[Records]
------------

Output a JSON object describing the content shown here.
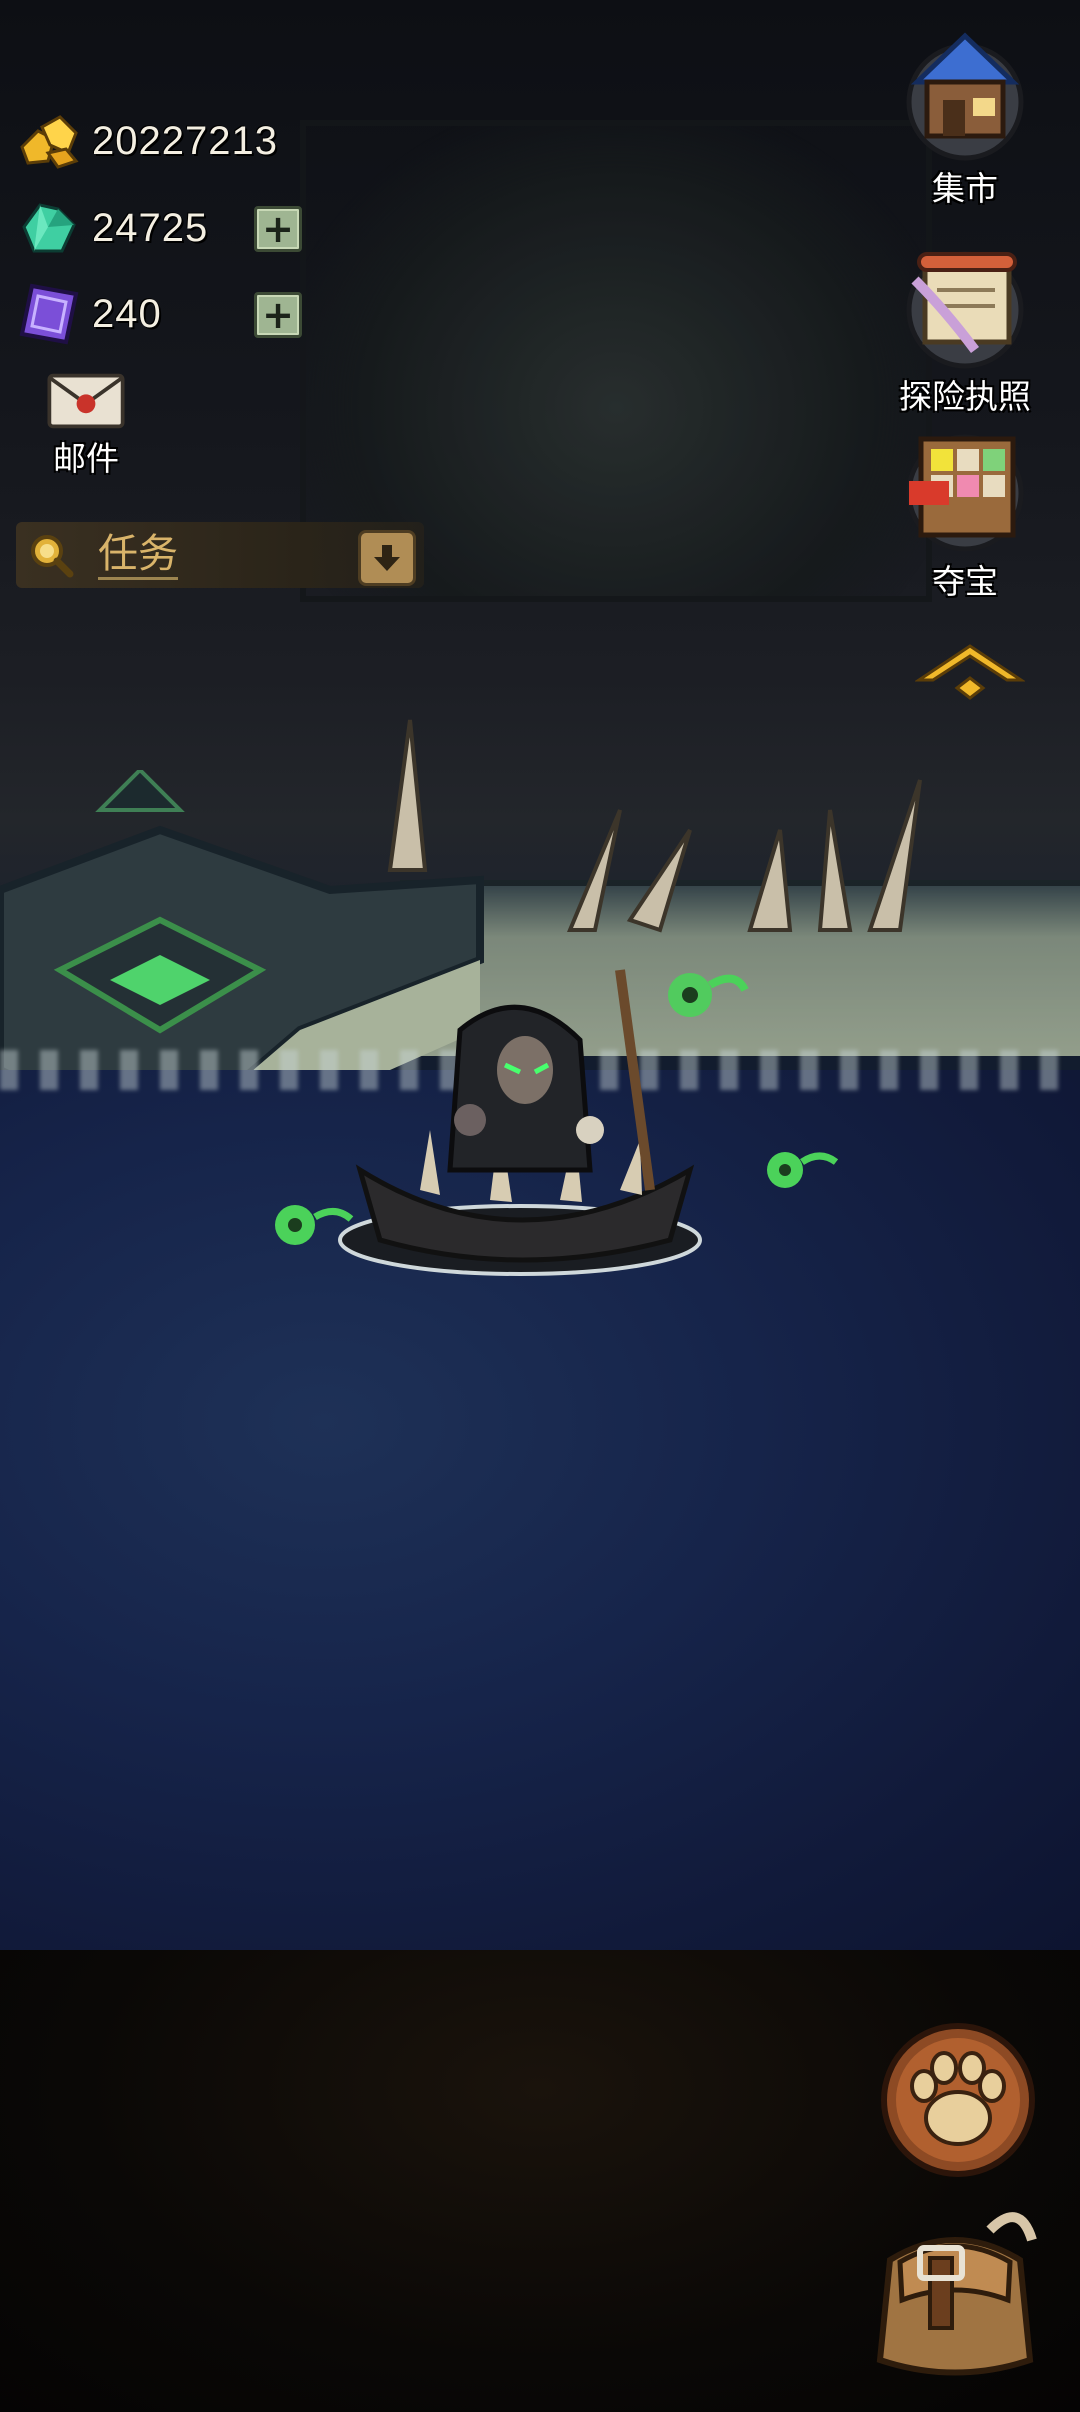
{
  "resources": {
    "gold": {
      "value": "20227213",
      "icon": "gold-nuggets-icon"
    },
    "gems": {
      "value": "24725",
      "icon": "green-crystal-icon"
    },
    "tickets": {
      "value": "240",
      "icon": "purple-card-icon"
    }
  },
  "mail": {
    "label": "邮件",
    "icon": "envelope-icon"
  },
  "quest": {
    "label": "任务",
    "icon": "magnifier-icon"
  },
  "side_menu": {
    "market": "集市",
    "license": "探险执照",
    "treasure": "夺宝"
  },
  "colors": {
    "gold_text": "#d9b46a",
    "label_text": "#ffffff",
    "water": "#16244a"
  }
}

------------

[Task objective]
Reproduce the data word for word, excluding its pictures.

[Final result]
Output a JSON object describing the content shown here.
{
  "resources": {
    "gold": {
      "value": "20227213",
      "icon": "gold-nuggets-icon"
    },
    "gems": {
      "value": "24725",
      "icon": "green-crystal-icon"
    },
    "tickets": {
      "value": "240",
      "icon": "purple-card-icon"
    }
  },
  "mail": {
    "label": "邮件",
    "icon": "envelope-icon"
  },
  "quest": {
    "label": "任务",
    "icon": "magnifier-icon"
  },
  "side_menu": {
    "market": "集市",
    "license": "探险执照",
    "treasure": "夺宝"
  },
  "colors": {
    "gold_text": "#d9b46a",
    "label_text": "#ffffff",
    "water": "#16244a"
  }
}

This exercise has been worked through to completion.